▶ **Goal**: Copy the entries below exactly. Images do not belong in the copy.

▶ **Supplied material**:
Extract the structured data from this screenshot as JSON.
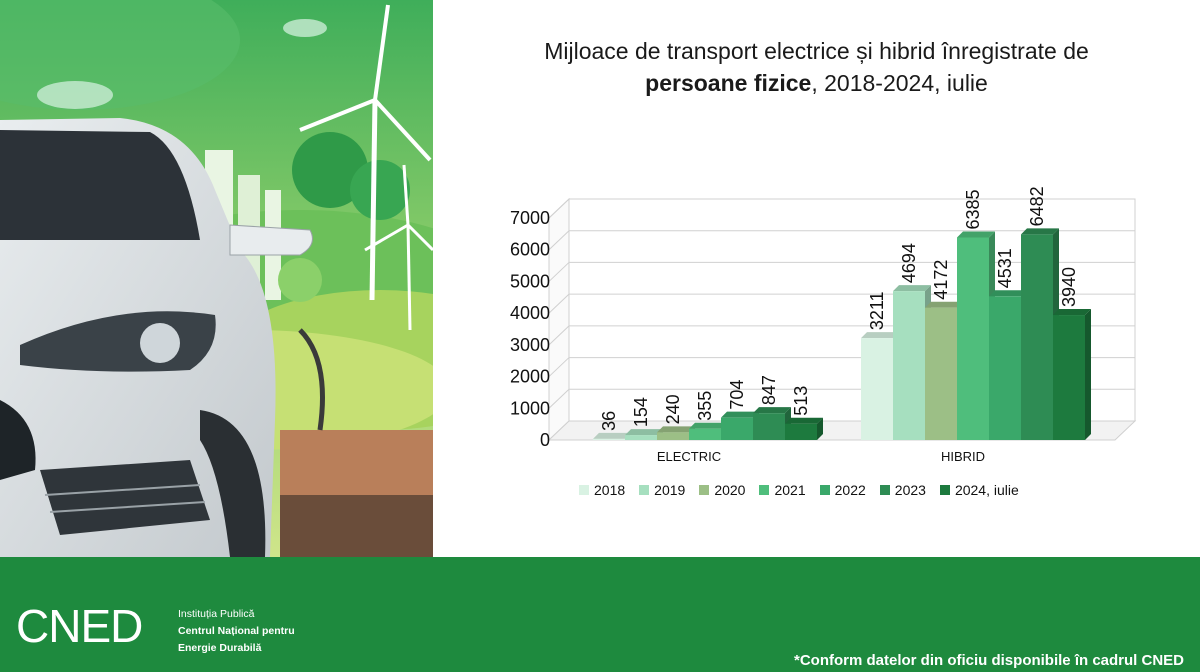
{
  "chart_data": {
    "type": "bar",
    "title_line1": "Mijloace de transport electrice și hibrid înregistrate de",
    "title_bold": "persoane fizice",
    "title_rest": ", 2018-2024, iulie",
    "categories": [
      "ELECTRIC",
      "HIBRID"
    ],
    "series": [
      {
        "name": "2018",
        "color": "#d9f2e3",
        "values": [
          36,
          3211
        ]
      },
      {
        "name": "2019",
        "color": "#a6dfbf",
        "values": [
          154,
          4694
        ]
      },
      {
        "name": "2020",
        "color": "#9cbf86",
        "values": [
          240,
          4172
        ]
      },
      {
        "name": "2021",
        "color": "#4fbe7c",
        "values": [
          355,
          6385
        ]
      },
      {
        "name": "2022",
        "color": "#3aa86a",
        "values": [
          704,
          4531
        ]
      },
      {
        "name": "2023",
        "color": "#2e8c54",
        "values": [
          847,
          6482
        ]
      },
      {
        "name": "2024, iulie",
        "color": "#1d7a3e",
        "values": [
          513,
          3940
        ]
      }
    ],
    "yticks": [
      0,
      1000,
      2000,
      3000,
      4000,
      5000,
      6000,
      7000
    ],
    "ylim": [
      0,
      7000
    ],
    "grid": true,
    "legend": "bottom"
  },
  "footer": {
    "logo_text": "CNED",
    "institution_line1": "Instituția Publică",
    "institution_line2": "Centrul Național pentru",
    "institution_line3": "Energie Durabilă",
    "note": "*Conform datelor din oficiu disponibile în cadrul CNED"
  },
  "colors": {
    "footer_green": "#1e8a3e",
    "grid": "#d0d0d0"
  }
}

▶ **Response**:
Extract the structured data from this screenshot as JSON.
{
  "chart_data": {
    "type": "bar",
    "title_line1": "Mijloace de transport electrice și hibrid înregistrate de",
    "title_bold": "persoane fizice",
    "title_rest": ", 2018-2024, iulie",
    "categories": [
      "ELECTRIC",
      "HIBRID"
    ],
    "series": [
      {
        "name": "2018",
        "color": "#d9f2e3",
        "values": [
          36,
          3211
        ]
      },
      {
        "name": "2019",
        "color": "#a6dfbf",
        "values": [
          154,
          4694
        ]
      },
      {
        "name": "2020",
        "color": "#9cbf86",
        "values": [
          240,
          4172
        ]
      },
      {
        "name": "2021",
        "color": "#4fbe7c",
        "values": [
          355,
          6385
        ]
      },
      {
        "name": "2022",
        "color": "#3aa86a",
        "values": [
          704,
          4531
        ]
      },
      {
        "name": "2023",
        "color": "#2e8c54",
        "values": [
          847,
          6482
        ]
      },
      {
        "name": "2024, iulie",
        "color": "#1d7a3e",
        "values": [
          513,
          3940
        ]
      }
    ],
    "yticks": [
      0,
      1000,
      2000,
      3000,
      4000,
      5000,
      6000,
      7000
    ],
    "ylim": [
      0,
      7000
    ],
    "grid": true,
    "legend": "bottom"
  },
  "footer": {
    "logo_text": "CNED",
    "institution_line1": "Instituția Publică",
    "institution_line2": "Centrul Național pentru",
    "institution_line3": "Energie Durabilă",
    "note": "*Conform datelor din oficiu disponibile în cadrul CNED"
  },
  "colors": {
    "footer_green": "#1e8a3e",
    "grid": "#d0d0d0"
  }
}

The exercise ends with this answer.